[DIRECTION] Reproduce exactly the final portion of the data: every line from the one containing "Read this page and output its text content." through the last line, inclusive.

[Stored entries]
------------------------------------
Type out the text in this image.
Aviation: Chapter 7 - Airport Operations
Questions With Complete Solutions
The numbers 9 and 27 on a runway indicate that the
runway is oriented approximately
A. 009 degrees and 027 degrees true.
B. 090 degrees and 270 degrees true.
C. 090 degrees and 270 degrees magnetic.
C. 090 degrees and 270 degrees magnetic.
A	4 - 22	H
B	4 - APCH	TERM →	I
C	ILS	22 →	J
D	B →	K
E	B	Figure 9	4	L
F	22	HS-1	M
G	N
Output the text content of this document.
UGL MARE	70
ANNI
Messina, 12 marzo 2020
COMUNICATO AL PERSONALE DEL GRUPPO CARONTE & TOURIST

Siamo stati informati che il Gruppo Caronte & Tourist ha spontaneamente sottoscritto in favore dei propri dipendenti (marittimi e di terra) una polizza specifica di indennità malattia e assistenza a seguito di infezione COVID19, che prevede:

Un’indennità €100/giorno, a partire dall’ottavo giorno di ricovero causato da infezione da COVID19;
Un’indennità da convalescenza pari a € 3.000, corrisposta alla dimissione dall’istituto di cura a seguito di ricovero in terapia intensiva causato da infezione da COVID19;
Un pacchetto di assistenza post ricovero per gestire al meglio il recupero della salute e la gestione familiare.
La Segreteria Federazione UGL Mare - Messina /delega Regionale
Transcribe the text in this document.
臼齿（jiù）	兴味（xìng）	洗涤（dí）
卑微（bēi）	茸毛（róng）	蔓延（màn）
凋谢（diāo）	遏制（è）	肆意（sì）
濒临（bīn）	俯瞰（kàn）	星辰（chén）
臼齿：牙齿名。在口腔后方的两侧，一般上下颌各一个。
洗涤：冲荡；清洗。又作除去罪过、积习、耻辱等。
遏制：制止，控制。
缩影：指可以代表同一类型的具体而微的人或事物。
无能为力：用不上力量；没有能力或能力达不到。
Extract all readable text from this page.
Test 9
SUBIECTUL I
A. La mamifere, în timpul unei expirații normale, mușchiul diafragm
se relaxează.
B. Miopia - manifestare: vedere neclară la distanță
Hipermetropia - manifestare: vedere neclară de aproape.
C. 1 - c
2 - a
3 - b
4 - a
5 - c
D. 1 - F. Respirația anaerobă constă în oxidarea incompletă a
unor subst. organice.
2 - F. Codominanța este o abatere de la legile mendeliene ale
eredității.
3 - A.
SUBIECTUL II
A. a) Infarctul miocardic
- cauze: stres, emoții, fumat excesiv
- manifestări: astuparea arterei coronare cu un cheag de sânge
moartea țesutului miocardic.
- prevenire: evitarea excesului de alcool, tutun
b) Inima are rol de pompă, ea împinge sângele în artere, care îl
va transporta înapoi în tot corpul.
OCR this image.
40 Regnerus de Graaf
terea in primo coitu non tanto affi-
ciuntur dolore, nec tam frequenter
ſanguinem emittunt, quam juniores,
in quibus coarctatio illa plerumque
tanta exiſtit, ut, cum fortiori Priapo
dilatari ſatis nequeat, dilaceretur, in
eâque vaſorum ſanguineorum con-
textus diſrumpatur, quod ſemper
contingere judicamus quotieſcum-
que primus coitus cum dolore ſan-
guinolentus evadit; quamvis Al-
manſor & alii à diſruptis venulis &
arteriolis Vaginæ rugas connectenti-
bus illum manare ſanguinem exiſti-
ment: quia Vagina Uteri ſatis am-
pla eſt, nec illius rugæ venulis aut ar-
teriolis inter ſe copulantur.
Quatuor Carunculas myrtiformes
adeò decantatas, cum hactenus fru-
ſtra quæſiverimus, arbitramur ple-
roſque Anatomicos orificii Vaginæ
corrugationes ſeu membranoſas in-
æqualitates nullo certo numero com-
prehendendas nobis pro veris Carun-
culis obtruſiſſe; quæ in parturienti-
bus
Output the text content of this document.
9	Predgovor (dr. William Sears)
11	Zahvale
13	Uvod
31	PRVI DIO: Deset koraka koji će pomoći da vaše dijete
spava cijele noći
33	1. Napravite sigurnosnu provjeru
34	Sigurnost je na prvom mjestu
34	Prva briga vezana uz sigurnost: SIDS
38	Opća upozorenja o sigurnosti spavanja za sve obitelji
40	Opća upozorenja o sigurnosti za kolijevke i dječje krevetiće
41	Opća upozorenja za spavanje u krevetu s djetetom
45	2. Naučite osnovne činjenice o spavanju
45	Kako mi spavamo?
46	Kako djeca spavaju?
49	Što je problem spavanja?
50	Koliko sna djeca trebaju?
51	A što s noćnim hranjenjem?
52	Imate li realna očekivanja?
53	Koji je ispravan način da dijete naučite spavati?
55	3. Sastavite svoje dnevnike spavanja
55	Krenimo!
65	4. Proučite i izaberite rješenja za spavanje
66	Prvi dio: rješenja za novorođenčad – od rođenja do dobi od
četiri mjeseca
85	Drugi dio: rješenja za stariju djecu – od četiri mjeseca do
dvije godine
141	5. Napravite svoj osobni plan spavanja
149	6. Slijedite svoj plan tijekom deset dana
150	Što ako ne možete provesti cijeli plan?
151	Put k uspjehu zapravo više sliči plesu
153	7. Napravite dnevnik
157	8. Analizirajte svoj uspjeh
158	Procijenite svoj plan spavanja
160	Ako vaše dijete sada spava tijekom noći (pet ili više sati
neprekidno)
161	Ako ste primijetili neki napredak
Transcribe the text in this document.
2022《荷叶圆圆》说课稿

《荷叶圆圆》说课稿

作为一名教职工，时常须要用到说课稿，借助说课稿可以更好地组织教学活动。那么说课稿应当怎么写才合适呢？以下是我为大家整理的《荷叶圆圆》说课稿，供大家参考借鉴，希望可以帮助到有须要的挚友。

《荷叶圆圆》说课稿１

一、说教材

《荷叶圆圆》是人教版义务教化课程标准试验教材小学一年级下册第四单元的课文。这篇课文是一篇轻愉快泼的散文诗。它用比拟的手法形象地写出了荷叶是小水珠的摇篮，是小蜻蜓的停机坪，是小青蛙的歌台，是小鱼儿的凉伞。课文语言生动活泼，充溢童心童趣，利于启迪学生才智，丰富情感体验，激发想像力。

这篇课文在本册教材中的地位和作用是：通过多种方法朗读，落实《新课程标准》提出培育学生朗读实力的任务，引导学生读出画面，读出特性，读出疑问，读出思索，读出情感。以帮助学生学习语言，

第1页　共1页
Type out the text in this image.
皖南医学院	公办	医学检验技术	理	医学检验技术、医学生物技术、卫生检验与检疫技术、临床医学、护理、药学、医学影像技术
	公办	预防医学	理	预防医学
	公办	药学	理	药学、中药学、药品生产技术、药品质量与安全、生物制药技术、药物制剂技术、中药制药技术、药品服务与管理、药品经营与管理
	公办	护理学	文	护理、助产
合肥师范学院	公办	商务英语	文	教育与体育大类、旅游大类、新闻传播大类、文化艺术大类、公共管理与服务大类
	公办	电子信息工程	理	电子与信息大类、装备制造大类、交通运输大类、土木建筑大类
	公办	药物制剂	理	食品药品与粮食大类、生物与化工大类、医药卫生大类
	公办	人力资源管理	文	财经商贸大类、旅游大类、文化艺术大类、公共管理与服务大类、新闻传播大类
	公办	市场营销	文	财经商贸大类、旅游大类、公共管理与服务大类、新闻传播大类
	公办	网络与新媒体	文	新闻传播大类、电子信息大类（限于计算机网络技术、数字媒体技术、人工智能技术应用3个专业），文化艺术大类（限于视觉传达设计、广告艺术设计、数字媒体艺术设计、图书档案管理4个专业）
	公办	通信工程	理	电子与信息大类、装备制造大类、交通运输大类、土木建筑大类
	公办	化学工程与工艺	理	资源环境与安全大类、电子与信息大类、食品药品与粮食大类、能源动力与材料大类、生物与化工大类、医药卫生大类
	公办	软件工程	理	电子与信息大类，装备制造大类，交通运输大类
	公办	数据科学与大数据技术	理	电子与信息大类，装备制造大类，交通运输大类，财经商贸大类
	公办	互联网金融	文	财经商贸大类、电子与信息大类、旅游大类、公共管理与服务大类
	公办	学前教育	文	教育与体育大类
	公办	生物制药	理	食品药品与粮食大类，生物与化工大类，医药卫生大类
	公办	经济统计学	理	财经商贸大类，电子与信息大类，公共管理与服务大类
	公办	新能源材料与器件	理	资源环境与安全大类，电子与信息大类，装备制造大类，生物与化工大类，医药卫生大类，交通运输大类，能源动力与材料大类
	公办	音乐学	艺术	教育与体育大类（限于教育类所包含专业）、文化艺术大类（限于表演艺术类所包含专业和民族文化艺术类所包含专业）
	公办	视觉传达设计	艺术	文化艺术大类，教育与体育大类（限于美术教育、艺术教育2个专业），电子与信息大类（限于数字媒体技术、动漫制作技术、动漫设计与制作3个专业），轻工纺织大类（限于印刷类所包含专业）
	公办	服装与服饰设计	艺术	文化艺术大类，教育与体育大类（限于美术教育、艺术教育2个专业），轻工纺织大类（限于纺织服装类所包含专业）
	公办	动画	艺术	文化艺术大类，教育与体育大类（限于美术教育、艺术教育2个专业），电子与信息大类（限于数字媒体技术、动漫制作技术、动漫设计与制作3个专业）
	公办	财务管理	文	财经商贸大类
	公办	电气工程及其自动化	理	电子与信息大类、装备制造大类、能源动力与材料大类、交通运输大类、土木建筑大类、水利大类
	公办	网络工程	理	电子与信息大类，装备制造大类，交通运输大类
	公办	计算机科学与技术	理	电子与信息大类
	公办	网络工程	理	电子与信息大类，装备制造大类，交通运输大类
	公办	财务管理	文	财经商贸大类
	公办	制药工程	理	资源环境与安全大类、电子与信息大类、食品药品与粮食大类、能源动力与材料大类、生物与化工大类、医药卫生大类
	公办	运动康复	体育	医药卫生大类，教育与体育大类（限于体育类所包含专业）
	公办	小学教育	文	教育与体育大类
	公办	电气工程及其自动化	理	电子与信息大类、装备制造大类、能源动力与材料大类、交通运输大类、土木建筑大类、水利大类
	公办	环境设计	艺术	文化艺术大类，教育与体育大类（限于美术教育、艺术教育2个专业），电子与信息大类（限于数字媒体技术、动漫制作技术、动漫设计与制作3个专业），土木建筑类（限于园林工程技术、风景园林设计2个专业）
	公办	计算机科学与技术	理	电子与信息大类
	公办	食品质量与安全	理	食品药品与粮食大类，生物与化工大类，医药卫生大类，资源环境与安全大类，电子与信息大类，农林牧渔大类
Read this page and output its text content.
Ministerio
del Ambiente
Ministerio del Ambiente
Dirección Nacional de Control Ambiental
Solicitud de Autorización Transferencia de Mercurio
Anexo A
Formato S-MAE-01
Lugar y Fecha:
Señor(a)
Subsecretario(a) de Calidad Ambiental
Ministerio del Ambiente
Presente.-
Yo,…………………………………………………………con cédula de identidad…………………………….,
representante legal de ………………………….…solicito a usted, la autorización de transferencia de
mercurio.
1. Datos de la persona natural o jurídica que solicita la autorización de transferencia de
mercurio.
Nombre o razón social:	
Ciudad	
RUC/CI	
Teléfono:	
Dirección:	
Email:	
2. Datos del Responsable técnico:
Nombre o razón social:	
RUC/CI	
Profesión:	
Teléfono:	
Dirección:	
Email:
------------------------------------
[TASK RESPONSE]
Read this page and output its text content.
Ministerio
del Ambiente
Ministerio del Ambiente
Dirección Nacional de Control Ambiental
Solicitud de Autorización Transferencia de Mercurio
Anexo A
Formato S-MAE-01
Lugar y Fecha:
Señor(a)
Subsecretario(a) de Calidad Ambiental
Ministerio del Ambiente
Presente.-
Yo,…………………………………………………………con cédula de identidad…………………………….,
representante legal de ………………………….…solicito a usted, la autorización de transferencia de
mercurio.
1. Datos de la persona natural o jurídica que solicita la autorización de transferencia de
mercurio.
Nombre o razón social:	
Ciudad	
RUC/CI	
Teléfono:	
Dirección:	
Email:	
2. Datos del Responsable técnico:
Nombre o razón social:	
RUC/CI	
Profesión:	
Teléfono:	
Dirección:	
Email:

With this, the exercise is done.